## Directions
Transcribe each record below word for word.

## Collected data
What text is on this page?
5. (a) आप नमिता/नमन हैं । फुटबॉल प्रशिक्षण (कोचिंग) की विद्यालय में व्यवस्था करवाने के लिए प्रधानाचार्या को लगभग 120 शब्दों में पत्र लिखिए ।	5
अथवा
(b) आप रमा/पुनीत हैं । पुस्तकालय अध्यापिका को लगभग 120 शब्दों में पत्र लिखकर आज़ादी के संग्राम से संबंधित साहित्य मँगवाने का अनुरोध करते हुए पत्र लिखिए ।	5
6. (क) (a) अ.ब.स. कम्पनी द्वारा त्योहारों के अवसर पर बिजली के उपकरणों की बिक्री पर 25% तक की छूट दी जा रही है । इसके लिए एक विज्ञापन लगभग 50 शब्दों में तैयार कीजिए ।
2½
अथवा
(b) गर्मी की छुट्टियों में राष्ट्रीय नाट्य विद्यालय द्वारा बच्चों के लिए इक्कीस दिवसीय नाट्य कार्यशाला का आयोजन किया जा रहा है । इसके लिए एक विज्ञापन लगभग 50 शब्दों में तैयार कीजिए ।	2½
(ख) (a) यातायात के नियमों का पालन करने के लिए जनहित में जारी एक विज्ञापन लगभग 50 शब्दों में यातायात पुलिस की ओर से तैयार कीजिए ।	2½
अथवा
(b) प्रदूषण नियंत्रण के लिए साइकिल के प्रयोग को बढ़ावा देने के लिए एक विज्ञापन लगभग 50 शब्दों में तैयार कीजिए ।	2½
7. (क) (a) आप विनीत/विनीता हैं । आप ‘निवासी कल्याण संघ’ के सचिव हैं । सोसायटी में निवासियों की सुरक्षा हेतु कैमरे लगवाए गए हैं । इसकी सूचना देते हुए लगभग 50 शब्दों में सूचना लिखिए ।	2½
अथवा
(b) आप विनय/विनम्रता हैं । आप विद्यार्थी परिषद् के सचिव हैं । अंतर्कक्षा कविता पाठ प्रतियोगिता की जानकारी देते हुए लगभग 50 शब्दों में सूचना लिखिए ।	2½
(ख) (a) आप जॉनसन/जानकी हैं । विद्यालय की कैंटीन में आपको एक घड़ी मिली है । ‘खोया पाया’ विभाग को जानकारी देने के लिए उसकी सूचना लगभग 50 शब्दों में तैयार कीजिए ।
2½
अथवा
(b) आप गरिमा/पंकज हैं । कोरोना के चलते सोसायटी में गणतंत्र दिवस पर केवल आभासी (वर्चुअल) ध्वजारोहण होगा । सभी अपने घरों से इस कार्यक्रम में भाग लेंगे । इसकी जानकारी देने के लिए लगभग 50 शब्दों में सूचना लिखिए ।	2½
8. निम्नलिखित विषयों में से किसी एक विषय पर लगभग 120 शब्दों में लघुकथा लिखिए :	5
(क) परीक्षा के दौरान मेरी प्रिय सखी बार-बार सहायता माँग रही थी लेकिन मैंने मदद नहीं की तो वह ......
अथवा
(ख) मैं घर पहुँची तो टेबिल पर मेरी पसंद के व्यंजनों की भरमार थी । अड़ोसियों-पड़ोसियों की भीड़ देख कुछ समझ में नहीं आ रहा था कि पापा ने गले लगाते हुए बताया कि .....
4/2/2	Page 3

## Answer for this exercise
What text is on this page?
5. (a) आप नमिता/नमन हैं । फुटबॉल प्रशिक्षण (कोचिंग) की विद्यालय में व्यवस्था करवाने के लिए प्रधानाचार्या को लगभग 120 शब्दों में पत्र लिखिए ।	5
अथवा
(b) आप रमा/पुनीत हैं । पुस्तकालय अध्यापिका को लगभग 120 शब्दों में पत्र लिखकर आज़ादी के संग्राम से संबंधित साहित्य मँगवाने का अनुरोध करते हुए पत्र लिखिए ।	5
6. (क) (a) अ.ब.स. कम्पनी द्वारा त्योहारों के अवसर पर बिजली के उपकरणों की बिक्री पर 25% तक की छूट दी जा रही है । इसके लिए एक विज्ञापन लगभग 50 शब्दों में तैयार कीजिए ।
2½
अथवा
(b) गर्मी की छुट्टियों में राष्ट्रीय नाट्य विद्यालय द्वारा बच्चों के लिए इक्कीस दिवसीय नाट्य कार्यशाला का आयोजन किया जा रहा है । इसके लिए एक विज्ञापन लगभग 50 शब्दों में तैयार कीजिए ।	2½
(ख) (a) यातायात के नियमों का पालन करने के लिए जनहित में जारी एक विज्ञापन लगभग 50 शब्दों में यातायात पुलिस की ओर से तैयार कीजिए ।	2½
अथवा
(b) प्रदूषण नियंत्रण के लिए साइकिल के प्रयोग को बढ़ावा देने के लिए एक विज्ञापन लगभग 50 शब्दों में तैयार कीजिए ।	2½
7. (क) (a) आप विनीत/विनीता हैं । आप ‘निवासी कल्याण संघ’ के सचिव हैं । सोसायटी में निवासियों की सुरक्षा हेतु कैमरे लगवाए गए हैं । इसकी सूचना देते हुए लगभग 50 शब्दों में सूचना लिखिए ।	2½
अथवा
(b) आप विनय/विनम्रता हैं । आप विद्यार्थी परिषद् के सचिव हैं । अंतर्कक्षा कविता पाठ प्रतियोगिता की जानकारी देते हुए लगभग 50 शब्दों में सूचना लिखिए ।	2½
(ख) (a) आप जॉनसन/जानकी हैं । विद्यालय की कैंटीन में आपको एक घड़ी मिली है । ‘खोया पाया’ विभाग को जानकारी देने के लिए उसकी सूचना लगभग 50 शब्दों में तैयार कीजिए ।
2½
अथवा
(b) आप गरिमा/पंकज हैं । कोरोना के चलते सोसायटी में गणतंत्र दिवस पर केवल आभासी (वर्चुअल) ध्वजारोहण होगा । सभी अपने घरों से इस कार्यक्रम में भाग लेंगे । इसकी जानकारी देने के लिए लगभग 50 शब्दों में सूचना लिखिए ।	2½
8. निम्नलिखित विषयों में से किसी एक विषय पर लगभग 120 शब्दों में लघुकथा लिखिए :	5
(क) परीक्षा के दौरान मेरी प्रिय सखी बार-बार सहायता माँग रही थी लेकिन मैंने मदद नहीं की तो वह ......
अथवा
(ख) मैं घर पहुँची तो टेबिल पर मेरी पसंद के व्यंजनों की भरमार थी । अड़ोसियों-पड़ोसियों की भीड़ देख कुछ समझ में नहीं आ रहा था कि पापा ने गले लगाते हुए बताया कि .....
4/2/2	Page 3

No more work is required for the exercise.